=== What is needed ===
Copy out, from the entries below, each line holding the string "avec".

__________________________________________________

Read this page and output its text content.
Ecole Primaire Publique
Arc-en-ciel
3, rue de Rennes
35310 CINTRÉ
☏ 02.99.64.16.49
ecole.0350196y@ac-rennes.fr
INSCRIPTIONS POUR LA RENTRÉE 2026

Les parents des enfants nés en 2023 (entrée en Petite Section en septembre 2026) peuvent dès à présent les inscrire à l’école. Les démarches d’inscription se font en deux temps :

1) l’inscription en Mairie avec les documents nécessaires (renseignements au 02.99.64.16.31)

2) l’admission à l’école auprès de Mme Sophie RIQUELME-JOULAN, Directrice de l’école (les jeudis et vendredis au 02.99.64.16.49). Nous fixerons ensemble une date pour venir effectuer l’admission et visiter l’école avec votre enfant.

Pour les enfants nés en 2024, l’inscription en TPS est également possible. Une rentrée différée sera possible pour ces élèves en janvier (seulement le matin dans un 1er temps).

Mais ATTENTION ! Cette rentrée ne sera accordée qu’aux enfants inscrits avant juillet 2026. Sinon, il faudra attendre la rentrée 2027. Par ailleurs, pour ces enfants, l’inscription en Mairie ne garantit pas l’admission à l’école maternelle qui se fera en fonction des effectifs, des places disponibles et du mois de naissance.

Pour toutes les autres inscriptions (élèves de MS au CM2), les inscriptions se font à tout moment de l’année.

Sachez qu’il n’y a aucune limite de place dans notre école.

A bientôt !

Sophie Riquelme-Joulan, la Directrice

__________________________________________________

=== Answer to this task ===
1) l’inscription en Mairie avec les documents nécessaires (renseignements au 02.99.64.16.31)
2) l’admission à l’école auprès de Mme Sophie RIQUELME-JOULAN, Directrice de l’école (les jeudis et vendredis au 02.99.64.16.49). Nous fixerons ensemble une date pour venir effectuer l’admission et visiter l’école avec votre enfant.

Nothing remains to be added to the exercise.